## Data provided
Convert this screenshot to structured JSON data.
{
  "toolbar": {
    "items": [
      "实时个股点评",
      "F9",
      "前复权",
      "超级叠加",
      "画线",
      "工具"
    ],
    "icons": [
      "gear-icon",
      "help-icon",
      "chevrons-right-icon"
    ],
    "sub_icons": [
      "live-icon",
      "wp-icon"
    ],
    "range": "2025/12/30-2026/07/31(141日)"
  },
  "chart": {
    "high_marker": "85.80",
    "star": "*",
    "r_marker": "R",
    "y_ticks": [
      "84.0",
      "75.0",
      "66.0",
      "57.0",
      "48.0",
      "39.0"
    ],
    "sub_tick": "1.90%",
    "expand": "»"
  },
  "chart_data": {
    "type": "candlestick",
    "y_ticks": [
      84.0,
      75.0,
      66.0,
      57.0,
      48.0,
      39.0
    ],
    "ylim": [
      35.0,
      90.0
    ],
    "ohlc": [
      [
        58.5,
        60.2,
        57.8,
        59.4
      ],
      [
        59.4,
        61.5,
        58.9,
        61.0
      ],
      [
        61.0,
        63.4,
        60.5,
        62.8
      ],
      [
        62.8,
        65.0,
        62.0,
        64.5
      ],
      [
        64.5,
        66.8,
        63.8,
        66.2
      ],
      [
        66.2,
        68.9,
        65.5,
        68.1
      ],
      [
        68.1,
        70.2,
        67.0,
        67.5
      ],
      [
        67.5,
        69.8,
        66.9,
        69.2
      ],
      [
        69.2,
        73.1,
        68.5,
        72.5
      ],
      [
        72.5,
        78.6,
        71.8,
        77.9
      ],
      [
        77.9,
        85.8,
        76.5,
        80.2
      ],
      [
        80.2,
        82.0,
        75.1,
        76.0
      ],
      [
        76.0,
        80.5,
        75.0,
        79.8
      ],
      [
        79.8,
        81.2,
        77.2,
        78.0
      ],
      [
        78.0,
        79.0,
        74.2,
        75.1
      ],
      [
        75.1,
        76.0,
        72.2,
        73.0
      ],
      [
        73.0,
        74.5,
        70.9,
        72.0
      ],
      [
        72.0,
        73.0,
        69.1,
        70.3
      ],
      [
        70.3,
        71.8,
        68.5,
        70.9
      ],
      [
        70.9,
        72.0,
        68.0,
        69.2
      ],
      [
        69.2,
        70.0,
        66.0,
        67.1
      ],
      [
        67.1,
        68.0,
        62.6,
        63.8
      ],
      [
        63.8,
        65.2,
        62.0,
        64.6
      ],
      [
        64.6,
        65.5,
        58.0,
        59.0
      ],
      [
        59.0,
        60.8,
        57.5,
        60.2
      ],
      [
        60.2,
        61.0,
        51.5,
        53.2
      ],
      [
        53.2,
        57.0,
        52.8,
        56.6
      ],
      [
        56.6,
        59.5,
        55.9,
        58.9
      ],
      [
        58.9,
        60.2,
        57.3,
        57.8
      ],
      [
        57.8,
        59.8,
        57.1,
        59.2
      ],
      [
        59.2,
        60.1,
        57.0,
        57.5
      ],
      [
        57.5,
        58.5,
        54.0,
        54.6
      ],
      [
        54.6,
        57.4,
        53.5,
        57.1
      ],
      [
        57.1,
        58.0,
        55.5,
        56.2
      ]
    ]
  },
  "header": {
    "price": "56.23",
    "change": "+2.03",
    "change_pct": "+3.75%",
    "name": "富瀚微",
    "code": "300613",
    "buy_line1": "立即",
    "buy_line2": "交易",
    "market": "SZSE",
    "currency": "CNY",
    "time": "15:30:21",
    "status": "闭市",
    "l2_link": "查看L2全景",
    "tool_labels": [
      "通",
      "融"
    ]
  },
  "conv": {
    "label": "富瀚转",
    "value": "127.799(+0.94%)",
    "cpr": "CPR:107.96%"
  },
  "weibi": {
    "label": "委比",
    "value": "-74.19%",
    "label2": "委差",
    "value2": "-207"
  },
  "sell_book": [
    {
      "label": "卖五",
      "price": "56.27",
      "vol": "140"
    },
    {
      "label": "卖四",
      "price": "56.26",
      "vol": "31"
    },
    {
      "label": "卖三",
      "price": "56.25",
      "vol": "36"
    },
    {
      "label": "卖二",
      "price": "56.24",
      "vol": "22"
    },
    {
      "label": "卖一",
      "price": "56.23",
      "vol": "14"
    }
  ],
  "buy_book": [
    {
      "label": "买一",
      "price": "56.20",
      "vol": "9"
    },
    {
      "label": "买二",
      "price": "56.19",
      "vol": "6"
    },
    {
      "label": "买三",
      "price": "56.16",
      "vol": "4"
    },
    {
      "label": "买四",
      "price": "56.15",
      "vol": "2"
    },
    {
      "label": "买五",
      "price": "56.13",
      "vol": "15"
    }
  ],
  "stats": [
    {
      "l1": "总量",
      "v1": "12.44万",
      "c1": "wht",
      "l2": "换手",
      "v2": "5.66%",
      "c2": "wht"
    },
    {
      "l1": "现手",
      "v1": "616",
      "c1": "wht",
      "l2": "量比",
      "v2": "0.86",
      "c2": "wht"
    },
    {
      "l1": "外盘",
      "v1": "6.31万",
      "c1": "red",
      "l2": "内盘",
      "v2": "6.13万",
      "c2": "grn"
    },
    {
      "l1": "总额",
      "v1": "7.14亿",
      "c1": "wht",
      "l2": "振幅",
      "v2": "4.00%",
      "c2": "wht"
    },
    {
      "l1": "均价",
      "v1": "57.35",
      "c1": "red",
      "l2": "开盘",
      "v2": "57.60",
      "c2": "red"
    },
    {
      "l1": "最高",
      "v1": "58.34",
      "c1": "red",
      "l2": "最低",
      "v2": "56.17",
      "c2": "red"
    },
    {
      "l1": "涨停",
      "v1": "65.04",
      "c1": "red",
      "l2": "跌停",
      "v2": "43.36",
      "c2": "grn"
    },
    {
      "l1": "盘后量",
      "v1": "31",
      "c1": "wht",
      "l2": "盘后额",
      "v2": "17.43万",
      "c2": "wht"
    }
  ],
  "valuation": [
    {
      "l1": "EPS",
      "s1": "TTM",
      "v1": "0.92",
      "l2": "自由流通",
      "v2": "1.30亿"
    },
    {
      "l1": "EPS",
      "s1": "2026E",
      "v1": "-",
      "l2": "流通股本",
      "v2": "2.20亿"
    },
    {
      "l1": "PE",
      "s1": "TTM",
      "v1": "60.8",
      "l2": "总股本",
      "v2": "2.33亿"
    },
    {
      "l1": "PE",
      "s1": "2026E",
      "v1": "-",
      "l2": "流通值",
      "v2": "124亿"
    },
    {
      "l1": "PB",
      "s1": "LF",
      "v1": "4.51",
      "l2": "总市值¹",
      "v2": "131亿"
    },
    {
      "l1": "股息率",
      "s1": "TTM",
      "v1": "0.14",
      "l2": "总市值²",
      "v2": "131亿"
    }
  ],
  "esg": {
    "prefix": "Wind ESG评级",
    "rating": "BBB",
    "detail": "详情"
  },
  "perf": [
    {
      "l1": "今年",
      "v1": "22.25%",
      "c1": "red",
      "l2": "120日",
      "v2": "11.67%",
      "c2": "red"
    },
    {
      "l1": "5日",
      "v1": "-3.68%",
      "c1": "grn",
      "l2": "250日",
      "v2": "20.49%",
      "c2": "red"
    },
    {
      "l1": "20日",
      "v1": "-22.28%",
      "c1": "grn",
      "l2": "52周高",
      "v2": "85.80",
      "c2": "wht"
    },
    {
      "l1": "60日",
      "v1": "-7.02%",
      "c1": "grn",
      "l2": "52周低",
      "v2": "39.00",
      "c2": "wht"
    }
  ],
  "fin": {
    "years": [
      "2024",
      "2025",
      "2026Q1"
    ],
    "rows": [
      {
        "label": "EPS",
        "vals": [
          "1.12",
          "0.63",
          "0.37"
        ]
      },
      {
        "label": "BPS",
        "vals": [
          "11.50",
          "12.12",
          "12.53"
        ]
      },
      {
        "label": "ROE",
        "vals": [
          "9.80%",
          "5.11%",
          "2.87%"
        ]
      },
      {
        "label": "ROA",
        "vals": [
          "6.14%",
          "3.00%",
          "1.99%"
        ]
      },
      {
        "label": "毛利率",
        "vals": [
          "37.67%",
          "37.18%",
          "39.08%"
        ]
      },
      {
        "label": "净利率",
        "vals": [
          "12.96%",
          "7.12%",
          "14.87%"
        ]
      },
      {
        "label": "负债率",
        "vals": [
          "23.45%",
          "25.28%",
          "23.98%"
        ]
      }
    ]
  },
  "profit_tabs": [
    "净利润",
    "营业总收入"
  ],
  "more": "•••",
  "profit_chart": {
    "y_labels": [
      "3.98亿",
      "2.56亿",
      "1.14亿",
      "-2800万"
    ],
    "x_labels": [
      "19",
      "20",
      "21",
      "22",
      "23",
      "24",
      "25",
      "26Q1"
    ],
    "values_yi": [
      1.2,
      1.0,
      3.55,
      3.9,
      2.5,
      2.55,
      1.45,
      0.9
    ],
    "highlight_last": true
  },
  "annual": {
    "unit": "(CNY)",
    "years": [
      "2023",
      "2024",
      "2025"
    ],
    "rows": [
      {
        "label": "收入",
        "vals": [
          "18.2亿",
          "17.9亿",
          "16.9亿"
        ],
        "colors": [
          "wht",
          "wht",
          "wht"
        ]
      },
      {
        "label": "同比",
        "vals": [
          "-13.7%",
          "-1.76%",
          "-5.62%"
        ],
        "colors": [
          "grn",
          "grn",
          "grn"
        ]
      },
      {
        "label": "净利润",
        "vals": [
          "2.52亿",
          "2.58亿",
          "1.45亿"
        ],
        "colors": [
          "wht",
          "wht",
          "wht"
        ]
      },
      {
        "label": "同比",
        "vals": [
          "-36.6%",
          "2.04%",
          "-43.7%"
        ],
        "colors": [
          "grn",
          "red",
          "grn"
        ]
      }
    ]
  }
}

## What needs to be done
Looking at the data above, show all lines where the word "price" occurs.

## Completed exercise
    "price": "56.23",
      "price": "56.27",
      "price": "56.26",
      "price": "56.25",
      "price": "56.24",
      "price": "56.23",
      "price": "56.20",
      "price": "56.19",
      "price": "56.16",
      "price": "56.15",
      "price": "56.13",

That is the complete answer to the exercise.